## WORK INSTRUCTIONS
Reproduce the Navionics Web App thread word for word, from "## lukejhoward (Jul" to "more well rounded.".

# Navionics Web App



## lukejhoward (Jul 1, 2013)

Anybody use this? I am primarily a creek angler and love to go for smallies but lately (with all of the rain) I have had to resort to bigger water. For me, reservoirs and lakes have always been a bit intimidating because the only "boat" I own is a kayak and I really don't know much about lake fishing to begin with. However, the past couple of weeks have motivated me to learn a bit more about the intricacies of lake fishing so that I can be more well rounded.

Anyways, I have found that a good topography map, a little bit of knowledge about bass habits, and some information on topography map reading goes a long way for developing some confidence to go tackle a lake. Of course, having a depth finder and seeing depth in real time while on the water is huge, but for someone who cannot afford a depth finder, topo maps and some knowledge seem pretty darn good.

Navionics has a free web app that allows access to all sorts of (really good) topography maps. Anyways, just figured I would share this because it seems like really good information for those who can't afford expensive electronics/are new to lake fishing/etc.

Just Google "Navionics Web App" and you should find it!

Tight lines.


----------



## BassFishing123 (Jun 6, 2015)

## DATA SUPPLIED

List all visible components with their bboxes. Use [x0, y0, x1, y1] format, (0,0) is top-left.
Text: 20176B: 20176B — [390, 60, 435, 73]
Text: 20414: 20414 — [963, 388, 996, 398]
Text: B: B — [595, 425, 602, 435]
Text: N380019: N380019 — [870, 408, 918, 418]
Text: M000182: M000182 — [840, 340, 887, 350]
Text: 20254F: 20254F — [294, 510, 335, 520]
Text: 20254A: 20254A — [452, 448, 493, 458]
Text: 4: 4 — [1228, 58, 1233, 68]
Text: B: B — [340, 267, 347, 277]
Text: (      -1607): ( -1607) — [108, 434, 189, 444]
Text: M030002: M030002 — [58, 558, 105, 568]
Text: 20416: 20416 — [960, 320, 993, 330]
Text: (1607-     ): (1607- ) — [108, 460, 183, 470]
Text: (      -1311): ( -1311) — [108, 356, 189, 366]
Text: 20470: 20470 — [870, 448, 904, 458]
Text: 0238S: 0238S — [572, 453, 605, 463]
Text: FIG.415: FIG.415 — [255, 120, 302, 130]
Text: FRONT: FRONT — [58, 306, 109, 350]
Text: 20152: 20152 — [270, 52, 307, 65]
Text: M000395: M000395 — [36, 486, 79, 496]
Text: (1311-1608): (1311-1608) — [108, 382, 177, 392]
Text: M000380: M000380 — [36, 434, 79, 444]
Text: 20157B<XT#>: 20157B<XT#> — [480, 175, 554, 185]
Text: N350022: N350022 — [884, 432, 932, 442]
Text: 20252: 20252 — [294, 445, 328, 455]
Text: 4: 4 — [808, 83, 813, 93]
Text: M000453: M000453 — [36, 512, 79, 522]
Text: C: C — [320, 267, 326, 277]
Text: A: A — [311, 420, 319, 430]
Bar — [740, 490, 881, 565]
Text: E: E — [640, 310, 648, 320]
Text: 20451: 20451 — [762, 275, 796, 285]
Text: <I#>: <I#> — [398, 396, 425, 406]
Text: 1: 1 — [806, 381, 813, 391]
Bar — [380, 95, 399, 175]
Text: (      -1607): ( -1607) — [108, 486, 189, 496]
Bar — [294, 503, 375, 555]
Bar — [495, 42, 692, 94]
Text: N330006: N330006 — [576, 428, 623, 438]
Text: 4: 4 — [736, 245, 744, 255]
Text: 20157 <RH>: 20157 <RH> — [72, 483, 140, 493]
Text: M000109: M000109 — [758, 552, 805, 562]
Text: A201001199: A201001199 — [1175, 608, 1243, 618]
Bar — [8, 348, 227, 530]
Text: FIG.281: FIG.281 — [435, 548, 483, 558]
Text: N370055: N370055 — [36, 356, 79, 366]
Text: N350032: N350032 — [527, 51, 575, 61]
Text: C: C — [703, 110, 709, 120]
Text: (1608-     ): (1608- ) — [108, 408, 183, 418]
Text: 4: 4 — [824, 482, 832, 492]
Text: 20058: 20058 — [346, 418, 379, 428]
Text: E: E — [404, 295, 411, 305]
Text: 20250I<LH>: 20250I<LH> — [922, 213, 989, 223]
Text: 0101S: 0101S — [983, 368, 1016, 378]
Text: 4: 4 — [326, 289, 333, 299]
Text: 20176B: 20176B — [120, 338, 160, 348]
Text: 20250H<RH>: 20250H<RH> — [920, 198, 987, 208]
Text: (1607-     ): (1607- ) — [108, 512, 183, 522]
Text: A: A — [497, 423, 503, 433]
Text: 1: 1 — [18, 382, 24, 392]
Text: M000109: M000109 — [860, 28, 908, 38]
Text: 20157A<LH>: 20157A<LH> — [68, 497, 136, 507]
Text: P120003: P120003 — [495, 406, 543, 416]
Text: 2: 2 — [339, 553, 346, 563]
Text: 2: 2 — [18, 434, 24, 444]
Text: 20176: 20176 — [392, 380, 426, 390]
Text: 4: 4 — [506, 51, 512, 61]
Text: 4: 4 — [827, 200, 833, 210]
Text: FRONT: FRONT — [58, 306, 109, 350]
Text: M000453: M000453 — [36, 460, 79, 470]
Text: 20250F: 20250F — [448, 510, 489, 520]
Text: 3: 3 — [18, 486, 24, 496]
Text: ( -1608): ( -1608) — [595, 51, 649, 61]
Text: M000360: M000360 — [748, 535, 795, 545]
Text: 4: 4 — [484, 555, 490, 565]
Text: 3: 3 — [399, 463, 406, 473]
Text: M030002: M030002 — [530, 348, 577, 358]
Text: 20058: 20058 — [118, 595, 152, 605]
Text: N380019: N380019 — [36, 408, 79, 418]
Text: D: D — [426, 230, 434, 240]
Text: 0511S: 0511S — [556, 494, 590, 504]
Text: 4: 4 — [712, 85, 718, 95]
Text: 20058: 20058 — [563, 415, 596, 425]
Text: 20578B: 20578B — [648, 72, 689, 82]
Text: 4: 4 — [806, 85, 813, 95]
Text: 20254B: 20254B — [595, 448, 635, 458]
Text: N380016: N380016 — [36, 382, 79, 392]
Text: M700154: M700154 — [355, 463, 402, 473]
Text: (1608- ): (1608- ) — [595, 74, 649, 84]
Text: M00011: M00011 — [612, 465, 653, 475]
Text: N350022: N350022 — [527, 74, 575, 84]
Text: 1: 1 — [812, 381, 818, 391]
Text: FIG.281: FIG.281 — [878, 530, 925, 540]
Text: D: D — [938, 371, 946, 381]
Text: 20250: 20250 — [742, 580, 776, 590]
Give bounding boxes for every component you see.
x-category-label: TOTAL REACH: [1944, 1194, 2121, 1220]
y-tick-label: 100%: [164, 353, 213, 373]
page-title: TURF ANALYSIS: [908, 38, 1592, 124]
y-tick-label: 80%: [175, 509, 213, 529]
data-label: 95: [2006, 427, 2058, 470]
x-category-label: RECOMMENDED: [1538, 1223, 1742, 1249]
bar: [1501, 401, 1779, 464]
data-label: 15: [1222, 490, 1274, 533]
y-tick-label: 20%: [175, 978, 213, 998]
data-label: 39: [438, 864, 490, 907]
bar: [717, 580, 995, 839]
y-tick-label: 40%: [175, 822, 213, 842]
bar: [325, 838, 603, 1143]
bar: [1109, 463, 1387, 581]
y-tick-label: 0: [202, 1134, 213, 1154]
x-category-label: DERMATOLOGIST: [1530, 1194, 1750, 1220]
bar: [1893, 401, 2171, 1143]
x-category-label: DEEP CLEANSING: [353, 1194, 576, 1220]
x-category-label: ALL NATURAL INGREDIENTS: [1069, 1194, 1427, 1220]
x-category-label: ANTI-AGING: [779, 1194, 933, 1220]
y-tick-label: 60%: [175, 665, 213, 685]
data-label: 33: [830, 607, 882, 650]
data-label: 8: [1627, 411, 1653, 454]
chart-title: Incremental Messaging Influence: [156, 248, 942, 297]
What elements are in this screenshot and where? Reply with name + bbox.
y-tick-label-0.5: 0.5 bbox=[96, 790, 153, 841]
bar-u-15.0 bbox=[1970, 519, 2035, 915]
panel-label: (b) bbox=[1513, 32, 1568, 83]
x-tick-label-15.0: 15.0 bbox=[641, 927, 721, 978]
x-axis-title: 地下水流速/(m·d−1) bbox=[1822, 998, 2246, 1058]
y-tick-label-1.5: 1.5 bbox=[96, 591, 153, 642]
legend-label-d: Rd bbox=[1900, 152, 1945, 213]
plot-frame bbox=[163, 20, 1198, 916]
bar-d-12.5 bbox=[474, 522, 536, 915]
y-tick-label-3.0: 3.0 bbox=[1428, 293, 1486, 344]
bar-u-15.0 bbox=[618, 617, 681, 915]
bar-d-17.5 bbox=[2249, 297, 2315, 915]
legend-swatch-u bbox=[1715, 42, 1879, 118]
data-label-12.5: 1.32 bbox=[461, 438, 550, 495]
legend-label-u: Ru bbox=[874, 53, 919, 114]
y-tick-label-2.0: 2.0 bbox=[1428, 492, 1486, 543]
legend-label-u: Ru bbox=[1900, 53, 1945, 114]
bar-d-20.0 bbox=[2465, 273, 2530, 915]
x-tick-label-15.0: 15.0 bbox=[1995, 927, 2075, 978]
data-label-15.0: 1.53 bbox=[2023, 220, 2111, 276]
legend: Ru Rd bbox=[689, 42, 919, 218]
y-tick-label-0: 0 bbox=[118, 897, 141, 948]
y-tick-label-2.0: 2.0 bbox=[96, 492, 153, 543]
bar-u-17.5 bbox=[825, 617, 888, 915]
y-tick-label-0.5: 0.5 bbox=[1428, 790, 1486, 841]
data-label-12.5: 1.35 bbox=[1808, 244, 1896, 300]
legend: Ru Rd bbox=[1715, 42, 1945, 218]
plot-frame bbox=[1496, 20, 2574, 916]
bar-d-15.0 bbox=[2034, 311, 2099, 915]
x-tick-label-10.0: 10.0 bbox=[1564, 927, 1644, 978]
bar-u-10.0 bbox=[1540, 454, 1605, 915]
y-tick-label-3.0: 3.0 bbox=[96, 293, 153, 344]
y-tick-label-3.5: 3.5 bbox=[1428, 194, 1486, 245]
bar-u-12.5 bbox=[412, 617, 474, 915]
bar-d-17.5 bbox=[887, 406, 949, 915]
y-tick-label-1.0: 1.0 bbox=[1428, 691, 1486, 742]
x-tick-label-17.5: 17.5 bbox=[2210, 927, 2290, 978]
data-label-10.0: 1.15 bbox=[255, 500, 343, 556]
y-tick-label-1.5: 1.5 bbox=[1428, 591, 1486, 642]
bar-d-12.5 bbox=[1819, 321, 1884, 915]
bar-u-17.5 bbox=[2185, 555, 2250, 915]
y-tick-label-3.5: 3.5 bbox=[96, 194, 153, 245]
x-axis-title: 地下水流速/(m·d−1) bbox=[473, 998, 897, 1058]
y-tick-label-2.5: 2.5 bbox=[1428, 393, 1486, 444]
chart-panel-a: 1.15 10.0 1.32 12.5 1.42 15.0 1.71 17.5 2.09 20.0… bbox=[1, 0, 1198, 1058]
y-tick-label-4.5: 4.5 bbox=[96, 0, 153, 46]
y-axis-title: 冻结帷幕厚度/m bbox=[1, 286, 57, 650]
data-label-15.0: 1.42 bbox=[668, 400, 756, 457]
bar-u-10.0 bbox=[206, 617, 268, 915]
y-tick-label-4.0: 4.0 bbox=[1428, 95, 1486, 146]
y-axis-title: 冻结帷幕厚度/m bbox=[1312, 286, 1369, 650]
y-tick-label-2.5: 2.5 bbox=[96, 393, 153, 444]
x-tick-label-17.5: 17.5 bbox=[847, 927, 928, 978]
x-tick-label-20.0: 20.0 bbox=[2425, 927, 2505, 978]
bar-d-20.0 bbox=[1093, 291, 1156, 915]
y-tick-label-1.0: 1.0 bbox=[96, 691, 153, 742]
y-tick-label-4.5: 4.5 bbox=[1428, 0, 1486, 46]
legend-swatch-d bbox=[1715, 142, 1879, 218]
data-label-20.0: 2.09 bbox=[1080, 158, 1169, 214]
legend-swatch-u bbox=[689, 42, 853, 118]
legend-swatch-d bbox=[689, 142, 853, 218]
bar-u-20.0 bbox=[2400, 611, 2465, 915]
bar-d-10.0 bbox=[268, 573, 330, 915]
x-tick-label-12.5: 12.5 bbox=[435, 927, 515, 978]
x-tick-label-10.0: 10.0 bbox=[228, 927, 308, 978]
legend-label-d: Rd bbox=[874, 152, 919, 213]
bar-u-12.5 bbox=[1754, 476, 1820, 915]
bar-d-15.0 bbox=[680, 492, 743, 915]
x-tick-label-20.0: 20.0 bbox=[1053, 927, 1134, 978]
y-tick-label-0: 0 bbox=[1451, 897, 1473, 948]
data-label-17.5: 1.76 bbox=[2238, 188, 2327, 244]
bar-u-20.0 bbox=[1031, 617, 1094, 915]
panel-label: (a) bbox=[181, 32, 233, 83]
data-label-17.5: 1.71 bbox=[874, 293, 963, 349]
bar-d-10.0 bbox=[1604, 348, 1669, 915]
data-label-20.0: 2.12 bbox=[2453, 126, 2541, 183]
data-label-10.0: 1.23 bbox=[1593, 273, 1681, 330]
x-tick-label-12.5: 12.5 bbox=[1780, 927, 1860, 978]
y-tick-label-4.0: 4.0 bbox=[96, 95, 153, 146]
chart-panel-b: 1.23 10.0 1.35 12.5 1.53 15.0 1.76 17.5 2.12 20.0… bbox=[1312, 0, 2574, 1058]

## EXERCISE OUTPUT
## lukejhoward (Jul 1, 2013)

Anybody use this? I am primarily a creek angler and love to go for smallies but lately (with all of the rain) I have had to resort to bigger water. For me, reservoirs and lakes have always been a bit intimidating because the only "boat" I own is a kayak and I really don't know much about lake fishing to begin with. However, the past couple of weeks have motivated me to learn a bit more about the intricacies of lake fishing so that I can be more well rounded.